> [What is expected]
Give everything from the line containing "Where is each" down to the line containing "130, 322, 145]", both included, as a JSON list of strings with one string per line and blank lines left out.

> [Saved data entries]
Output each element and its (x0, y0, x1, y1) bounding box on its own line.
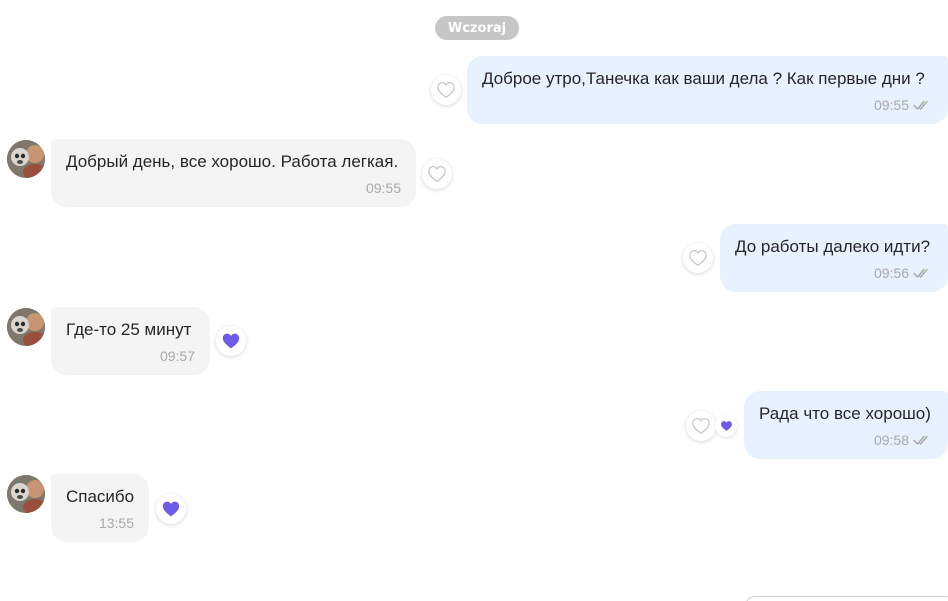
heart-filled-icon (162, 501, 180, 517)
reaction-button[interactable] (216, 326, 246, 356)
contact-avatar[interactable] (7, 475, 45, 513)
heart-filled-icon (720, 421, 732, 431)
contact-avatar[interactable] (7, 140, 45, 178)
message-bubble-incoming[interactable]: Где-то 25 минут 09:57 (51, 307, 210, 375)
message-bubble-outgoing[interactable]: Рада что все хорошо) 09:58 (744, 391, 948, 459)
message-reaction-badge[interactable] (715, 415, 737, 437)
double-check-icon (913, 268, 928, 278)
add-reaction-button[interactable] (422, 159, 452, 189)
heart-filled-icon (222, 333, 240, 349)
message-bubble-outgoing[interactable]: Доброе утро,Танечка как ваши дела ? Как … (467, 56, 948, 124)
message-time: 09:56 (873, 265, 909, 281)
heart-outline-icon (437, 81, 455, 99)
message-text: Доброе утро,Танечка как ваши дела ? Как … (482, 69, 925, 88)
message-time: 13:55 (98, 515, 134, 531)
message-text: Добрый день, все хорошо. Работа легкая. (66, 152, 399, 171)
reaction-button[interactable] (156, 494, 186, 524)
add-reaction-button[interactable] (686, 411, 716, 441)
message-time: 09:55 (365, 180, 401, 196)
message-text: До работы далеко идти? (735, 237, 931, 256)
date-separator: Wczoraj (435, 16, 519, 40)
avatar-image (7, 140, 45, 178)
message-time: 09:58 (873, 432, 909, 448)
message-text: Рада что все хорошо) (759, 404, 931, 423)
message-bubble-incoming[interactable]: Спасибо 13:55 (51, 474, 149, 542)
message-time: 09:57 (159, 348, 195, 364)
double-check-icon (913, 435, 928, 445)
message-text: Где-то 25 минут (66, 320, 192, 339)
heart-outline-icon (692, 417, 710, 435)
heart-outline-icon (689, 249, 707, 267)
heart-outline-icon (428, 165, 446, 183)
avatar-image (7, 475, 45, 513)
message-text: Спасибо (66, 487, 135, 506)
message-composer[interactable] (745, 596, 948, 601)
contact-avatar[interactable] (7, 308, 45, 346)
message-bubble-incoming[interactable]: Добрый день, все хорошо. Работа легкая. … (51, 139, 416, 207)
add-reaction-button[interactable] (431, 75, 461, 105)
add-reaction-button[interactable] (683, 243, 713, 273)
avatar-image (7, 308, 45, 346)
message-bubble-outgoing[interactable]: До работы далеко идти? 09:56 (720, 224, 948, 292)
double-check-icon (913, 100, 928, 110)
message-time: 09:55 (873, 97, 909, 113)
--
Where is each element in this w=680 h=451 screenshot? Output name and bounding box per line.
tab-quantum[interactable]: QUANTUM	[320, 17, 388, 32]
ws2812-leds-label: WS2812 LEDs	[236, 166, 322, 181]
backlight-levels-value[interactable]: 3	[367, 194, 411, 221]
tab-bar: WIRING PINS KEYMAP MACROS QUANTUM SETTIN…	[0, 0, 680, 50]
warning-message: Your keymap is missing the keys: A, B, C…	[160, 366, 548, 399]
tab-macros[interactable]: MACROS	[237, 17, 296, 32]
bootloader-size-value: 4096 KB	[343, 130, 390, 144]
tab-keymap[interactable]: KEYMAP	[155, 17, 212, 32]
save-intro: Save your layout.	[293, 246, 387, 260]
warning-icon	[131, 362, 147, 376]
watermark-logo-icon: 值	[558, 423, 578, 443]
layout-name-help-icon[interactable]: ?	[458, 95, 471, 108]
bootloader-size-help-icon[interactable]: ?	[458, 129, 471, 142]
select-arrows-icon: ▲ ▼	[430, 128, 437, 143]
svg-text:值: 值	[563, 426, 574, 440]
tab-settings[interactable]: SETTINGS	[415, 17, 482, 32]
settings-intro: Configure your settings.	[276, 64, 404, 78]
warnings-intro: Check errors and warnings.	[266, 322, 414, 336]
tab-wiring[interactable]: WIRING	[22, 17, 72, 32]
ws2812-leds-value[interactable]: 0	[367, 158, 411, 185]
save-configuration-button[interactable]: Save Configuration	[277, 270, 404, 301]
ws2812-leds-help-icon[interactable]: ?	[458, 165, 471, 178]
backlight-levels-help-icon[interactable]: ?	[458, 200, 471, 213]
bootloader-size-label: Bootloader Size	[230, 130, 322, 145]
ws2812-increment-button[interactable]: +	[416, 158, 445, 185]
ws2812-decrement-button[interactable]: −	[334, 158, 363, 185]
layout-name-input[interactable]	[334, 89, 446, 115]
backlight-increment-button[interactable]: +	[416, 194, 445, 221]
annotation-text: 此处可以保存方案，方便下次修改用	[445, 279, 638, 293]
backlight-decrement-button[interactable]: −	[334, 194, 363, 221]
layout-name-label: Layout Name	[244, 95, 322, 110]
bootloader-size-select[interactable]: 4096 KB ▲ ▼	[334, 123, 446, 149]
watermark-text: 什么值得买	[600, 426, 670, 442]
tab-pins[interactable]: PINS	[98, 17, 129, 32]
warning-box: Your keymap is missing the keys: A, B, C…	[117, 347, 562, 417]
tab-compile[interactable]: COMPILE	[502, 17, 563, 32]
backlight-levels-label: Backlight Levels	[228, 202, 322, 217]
--
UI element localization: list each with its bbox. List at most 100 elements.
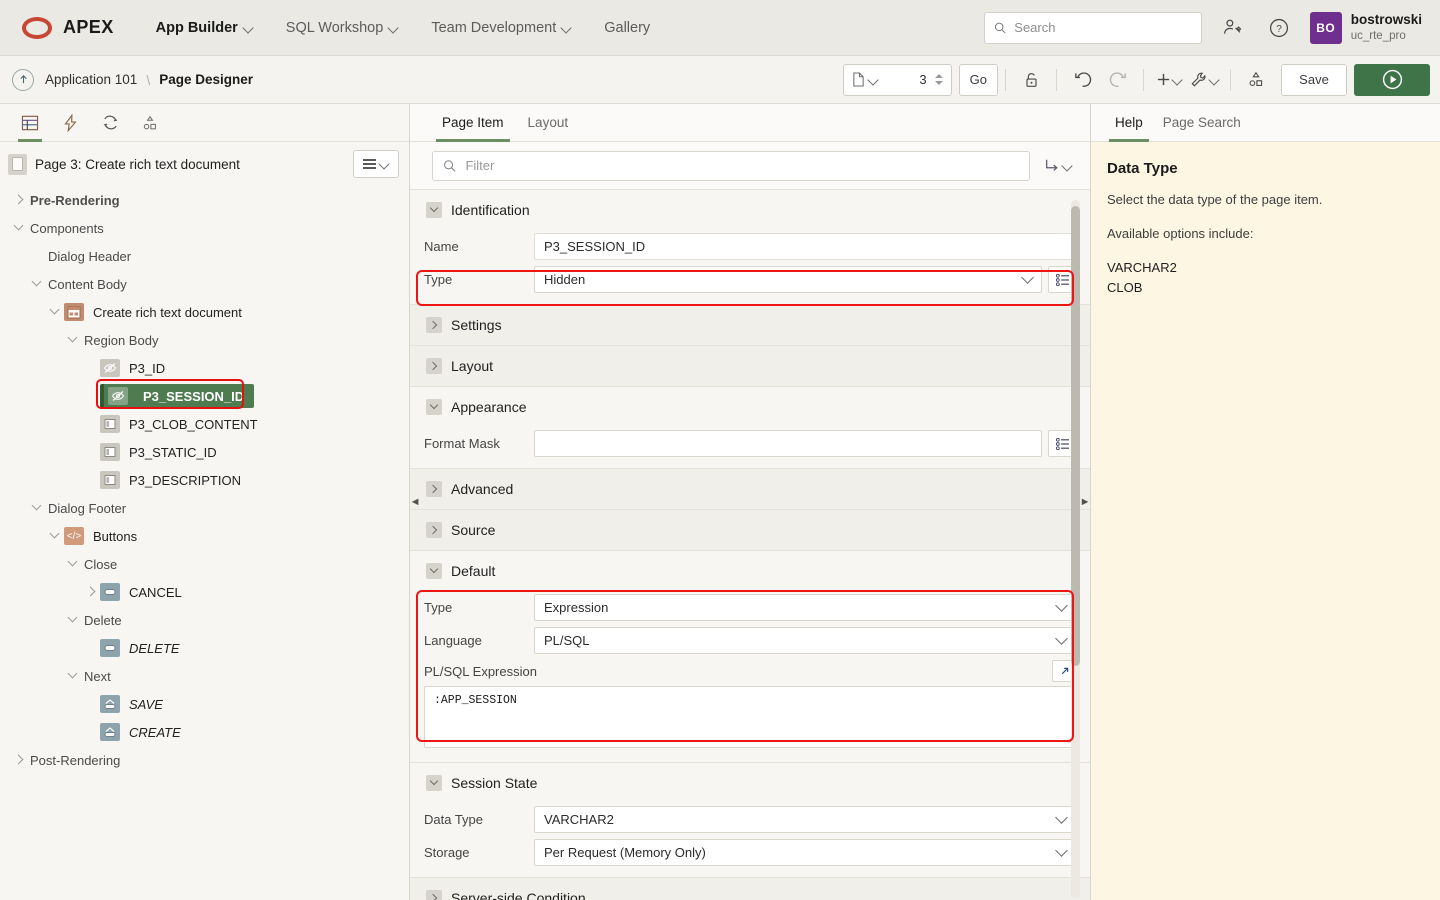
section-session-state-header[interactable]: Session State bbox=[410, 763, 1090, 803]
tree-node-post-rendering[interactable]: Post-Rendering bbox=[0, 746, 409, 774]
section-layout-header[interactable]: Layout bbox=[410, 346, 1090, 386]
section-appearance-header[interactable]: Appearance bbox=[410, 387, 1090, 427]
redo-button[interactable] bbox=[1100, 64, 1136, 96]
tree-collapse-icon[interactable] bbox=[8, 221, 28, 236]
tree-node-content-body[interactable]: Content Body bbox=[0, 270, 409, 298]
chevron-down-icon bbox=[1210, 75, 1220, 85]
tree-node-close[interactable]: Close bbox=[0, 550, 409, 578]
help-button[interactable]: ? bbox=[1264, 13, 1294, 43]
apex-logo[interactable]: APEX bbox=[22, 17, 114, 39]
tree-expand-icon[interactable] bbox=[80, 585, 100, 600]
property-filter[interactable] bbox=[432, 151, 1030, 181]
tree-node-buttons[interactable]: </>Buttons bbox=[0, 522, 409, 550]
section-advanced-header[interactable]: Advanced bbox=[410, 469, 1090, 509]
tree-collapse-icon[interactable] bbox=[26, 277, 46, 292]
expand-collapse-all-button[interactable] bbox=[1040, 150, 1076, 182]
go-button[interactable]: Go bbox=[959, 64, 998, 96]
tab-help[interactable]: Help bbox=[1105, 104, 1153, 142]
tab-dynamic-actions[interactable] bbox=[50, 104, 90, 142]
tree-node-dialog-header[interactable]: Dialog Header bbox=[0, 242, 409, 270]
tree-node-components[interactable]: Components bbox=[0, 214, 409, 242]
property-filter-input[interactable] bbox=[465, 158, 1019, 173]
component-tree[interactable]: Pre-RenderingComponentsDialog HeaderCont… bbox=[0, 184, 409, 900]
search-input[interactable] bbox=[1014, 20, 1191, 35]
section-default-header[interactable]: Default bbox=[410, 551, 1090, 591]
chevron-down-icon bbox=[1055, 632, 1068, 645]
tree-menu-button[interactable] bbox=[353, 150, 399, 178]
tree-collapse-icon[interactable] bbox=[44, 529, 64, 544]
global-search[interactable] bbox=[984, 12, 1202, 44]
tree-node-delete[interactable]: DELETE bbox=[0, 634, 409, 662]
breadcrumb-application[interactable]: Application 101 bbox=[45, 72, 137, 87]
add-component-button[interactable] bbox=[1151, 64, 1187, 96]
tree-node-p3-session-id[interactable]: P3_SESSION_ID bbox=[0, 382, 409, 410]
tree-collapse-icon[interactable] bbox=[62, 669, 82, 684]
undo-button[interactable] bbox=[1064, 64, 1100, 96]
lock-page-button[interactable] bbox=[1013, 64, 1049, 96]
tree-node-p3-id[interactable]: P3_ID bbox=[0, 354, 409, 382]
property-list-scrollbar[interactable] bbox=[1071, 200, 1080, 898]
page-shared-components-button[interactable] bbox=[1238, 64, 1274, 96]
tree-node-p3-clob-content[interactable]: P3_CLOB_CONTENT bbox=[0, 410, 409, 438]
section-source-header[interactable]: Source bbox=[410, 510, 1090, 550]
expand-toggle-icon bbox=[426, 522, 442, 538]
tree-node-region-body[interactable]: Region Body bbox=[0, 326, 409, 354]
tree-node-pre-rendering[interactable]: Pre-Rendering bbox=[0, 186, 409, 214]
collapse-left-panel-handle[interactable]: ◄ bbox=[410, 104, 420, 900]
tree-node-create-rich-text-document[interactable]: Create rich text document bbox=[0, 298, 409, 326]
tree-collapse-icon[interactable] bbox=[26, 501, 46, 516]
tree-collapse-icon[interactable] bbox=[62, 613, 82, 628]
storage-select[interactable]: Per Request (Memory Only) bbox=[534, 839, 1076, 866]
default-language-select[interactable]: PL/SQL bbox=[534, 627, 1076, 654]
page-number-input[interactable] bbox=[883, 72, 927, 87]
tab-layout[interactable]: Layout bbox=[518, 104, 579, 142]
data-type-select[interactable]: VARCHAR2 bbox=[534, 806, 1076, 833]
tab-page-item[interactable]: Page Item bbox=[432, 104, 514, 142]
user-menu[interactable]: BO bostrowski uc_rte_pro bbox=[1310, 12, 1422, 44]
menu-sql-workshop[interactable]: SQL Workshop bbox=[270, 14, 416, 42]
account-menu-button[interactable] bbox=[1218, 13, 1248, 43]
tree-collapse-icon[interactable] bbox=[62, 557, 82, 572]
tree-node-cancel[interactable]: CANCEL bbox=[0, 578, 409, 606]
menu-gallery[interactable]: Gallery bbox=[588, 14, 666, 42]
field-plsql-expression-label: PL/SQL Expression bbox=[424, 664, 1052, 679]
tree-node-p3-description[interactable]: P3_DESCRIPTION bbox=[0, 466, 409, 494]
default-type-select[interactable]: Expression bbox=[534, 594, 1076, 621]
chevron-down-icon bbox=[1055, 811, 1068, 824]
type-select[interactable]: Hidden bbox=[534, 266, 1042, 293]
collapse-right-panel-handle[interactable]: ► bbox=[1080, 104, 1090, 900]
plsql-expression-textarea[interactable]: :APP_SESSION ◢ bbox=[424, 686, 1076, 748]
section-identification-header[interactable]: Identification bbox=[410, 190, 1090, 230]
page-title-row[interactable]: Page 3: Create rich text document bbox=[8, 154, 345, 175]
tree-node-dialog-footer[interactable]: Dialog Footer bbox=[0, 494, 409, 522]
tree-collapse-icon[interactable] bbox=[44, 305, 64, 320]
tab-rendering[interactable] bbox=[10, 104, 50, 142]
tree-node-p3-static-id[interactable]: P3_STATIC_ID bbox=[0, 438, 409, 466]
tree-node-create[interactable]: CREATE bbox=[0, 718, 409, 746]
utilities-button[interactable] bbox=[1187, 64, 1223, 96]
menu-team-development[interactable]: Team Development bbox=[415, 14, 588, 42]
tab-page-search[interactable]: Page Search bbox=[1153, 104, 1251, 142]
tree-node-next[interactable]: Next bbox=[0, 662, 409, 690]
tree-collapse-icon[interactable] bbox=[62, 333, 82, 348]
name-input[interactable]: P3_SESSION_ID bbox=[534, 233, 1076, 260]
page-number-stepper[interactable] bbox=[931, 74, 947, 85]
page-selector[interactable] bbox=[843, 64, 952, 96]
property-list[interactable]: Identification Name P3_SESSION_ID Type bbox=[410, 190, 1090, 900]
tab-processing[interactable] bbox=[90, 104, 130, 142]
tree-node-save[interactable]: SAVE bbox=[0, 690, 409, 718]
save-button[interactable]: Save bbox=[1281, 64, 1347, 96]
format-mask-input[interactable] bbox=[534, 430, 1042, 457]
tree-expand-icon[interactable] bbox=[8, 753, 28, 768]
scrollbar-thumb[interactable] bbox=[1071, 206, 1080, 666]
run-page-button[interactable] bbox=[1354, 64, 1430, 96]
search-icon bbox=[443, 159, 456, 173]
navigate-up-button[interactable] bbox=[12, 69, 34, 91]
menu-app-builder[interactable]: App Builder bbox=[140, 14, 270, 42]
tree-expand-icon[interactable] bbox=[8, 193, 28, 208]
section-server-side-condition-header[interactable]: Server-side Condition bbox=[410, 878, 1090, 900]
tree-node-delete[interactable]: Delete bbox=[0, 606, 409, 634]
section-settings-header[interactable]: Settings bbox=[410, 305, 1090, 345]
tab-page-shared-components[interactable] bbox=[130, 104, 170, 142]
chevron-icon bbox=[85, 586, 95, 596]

> [Expected output]
[
  "Where is each element in this w=680 h=451 screenshot? Output name and bounding box per line.",
  "tab-quantum[interactable]: QUANTUM\t[320, 17, 388, 32]",
  "ws2812-leds-label: WS2812 LEDs\t[236, 166, 322, 181]",
  "backlight-levels-value[interactable]: 3\t[367, 194, 411, 221]",
  "tab-bar: WIRING PINS KEYMAP MACROS QUANTUM SETTIN…\t[0, 0, 680, 50]",
  "warning-message: Your keymap is missing the keys: A, B, C…\t[160, 366, 548, 399]",
  "tab-macros[interactable]: MACROS\t[237, 17, 296, 32]",
  "bootloader-size-value: 4096 KB\t[343, 130, 390, 144]",
  "tab-keymap[interactable]: KEYMAP\t[155, 17, 212, 32]",
  "save-intro: Save your layout.\t[293, 246, 387, 260]",
  "warning-icon\t[131, 362, 147, 376]",
  "watermark-logo-icon: 值\t[558, 423, 578, 443]",
  "layout-name-help-icon[interactable]: ?\t[458, 95, 471, 108]",
  "bootloader-size-help-icon[interactable]: ?\t[458, 129, 471, 142]",
  "select-arrows-icon: ▲ ▼\t[430, 128, 437, 143]",
  "svg-text:值: 值\t[563, 426, 574, 440]",
  "tab-settings[interactable]: SETTINGS\t[415, 17, 482, 32]",
  "settings-intro: Configure your settings.\t[276, 64, 404, 78]",
  "warnings-intro: Check errors and warnings.\t[266, 322, 414, 336]",
  "tab-wiring[interactable]: WIRING\t[22, 17, 72, 32]",
  "ws2812-leds-value[interactable]: 0\t[367, 158, 411, 185]",
  "save-configuration-button[interactable]: Save Configuration\t[277, 270, 404, 301]",
  "ws2812-leds-help-icon[interactable]: ?\t[458, 165, 471, 178]",
  "backlight-levels-help-icon[interactable]: ?\t[458, 200, 471, 213]",
  "bootloader-size-label: Bootloader Size\t[230, 130, 322, 145]"
]